• Stated goal:
Give the number of lines below that contain "janv", with no other output.

• Given information:
● ● ● ●
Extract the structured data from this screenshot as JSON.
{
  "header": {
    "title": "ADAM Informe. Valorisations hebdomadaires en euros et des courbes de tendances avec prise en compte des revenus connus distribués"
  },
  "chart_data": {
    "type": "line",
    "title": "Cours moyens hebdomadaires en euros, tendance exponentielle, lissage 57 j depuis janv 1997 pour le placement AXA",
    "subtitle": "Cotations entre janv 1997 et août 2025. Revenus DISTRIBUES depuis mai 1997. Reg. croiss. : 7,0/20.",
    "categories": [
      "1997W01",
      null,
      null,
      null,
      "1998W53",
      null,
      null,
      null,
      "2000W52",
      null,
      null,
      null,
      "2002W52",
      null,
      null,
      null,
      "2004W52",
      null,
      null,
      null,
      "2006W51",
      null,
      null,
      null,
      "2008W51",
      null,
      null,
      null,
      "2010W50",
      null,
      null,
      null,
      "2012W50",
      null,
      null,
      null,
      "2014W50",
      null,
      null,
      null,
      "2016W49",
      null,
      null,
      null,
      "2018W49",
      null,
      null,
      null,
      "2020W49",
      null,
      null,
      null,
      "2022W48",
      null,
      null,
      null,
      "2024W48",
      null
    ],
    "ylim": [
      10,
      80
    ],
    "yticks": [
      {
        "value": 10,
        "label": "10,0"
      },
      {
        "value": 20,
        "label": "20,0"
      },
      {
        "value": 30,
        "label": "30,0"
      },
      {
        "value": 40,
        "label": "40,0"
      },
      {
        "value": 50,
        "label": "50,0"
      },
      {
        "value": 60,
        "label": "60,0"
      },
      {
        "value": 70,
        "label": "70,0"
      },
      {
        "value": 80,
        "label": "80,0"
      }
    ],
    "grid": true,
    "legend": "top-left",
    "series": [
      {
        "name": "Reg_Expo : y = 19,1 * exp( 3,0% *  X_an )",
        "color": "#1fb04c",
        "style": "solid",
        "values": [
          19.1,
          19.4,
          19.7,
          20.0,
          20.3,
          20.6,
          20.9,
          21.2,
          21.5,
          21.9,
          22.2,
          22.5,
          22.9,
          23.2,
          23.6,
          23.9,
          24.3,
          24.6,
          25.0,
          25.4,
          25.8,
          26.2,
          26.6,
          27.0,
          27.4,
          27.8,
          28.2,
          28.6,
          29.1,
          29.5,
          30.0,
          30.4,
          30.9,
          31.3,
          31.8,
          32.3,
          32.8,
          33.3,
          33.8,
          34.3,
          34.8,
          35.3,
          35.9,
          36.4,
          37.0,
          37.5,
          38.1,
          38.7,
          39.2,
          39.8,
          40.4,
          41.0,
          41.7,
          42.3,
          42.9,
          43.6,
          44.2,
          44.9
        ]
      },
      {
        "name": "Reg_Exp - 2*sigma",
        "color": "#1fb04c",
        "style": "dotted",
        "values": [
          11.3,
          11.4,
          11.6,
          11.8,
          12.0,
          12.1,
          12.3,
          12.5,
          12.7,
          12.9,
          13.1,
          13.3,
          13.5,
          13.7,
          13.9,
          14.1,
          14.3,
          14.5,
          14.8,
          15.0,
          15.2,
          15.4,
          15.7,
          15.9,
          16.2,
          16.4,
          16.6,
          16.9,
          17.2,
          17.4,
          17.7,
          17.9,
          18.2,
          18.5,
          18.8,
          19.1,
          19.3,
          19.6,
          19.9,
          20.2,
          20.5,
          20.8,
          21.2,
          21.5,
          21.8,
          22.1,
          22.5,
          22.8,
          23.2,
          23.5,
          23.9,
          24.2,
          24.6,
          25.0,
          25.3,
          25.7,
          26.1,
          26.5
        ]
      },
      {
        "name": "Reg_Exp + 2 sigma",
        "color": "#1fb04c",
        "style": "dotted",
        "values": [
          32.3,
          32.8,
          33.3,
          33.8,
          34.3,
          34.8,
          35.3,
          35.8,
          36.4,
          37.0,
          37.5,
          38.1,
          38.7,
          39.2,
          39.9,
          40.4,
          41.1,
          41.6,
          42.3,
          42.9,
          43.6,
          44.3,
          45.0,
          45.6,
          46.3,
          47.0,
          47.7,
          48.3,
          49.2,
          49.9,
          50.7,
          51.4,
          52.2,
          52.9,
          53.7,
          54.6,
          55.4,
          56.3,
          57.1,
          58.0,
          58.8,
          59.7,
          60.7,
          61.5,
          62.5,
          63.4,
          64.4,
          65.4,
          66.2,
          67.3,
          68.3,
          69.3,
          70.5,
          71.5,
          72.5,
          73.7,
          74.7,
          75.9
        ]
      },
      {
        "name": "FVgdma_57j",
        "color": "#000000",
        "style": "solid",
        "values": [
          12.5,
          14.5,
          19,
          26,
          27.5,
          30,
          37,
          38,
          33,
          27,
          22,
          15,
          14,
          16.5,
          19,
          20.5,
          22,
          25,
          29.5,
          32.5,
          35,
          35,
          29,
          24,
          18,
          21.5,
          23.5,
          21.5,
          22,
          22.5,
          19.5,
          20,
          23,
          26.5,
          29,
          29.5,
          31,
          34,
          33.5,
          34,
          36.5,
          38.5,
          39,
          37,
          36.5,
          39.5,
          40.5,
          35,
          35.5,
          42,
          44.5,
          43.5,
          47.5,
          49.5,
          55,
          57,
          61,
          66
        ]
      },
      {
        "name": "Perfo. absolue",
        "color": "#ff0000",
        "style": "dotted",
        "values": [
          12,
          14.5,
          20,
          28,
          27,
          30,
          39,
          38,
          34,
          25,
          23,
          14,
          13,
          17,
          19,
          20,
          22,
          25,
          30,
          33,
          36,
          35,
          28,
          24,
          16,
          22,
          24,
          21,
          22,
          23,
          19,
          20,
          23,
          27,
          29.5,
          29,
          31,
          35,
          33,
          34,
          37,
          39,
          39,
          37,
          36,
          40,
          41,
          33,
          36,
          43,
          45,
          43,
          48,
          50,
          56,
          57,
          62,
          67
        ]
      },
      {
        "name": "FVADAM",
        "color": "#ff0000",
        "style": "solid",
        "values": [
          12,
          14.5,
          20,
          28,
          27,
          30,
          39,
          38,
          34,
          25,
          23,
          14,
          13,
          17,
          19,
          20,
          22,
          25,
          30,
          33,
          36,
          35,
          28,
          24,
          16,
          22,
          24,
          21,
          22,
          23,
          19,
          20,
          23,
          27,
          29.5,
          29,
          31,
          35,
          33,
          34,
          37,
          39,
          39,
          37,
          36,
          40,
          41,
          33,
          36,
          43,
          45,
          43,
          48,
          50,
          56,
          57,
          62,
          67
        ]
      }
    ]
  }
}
● ● ● ●
• Problem solution:
2